How many of the lines below contain "title"? Answer with that number alone.

BEGIN Task data

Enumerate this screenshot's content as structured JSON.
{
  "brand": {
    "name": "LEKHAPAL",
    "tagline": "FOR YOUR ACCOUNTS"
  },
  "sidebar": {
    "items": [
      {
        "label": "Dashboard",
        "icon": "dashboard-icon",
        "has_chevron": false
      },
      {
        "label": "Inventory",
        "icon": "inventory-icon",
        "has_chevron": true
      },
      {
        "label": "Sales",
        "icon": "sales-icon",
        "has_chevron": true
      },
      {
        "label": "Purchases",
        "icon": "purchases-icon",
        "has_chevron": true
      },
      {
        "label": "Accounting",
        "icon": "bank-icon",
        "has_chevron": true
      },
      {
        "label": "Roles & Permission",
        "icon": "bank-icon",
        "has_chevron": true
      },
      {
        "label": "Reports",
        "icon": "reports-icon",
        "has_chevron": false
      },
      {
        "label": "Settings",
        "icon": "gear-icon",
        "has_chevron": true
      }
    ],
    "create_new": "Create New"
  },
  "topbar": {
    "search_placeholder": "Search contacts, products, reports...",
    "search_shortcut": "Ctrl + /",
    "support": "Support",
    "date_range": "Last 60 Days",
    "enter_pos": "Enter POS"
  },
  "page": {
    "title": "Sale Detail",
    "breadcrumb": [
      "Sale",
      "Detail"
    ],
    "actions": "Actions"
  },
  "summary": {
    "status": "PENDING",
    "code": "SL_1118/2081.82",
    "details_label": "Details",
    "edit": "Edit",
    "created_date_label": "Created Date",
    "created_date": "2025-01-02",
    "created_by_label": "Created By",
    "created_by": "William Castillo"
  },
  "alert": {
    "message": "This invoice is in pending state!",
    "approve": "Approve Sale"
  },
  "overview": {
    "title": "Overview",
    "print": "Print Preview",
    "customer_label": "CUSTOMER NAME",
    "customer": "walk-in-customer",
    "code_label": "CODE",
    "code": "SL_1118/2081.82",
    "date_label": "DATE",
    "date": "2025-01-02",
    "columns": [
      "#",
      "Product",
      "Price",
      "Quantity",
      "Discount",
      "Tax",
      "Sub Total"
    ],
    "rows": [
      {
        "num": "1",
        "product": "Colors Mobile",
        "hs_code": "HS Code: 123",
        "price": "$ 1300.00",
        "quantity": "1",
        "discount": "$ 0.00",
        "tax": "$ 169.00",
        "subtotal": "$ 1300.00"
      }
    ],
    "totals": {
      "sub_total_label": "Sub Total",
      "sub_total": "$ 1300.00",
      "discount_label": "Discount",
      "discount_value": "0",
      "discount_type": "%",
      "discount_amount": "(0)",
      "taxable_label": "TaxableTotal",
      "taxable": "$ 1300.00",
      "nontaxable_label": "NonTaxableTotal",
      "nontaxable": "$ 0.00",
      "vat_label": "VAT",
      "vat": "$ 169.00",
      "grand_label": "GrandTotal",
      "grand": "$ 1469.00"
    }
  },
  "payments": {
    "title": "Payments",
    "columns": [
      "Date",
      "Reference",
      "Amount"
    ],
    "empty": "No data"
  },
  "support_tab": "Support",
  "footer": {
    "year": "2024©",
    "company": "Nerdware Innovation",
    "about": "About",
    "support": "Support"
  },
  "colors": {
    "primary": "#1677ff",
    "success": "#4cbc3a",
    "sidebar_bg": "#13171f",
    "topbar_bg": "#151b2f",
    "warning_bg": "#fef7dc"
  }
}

END Task data

Response below
3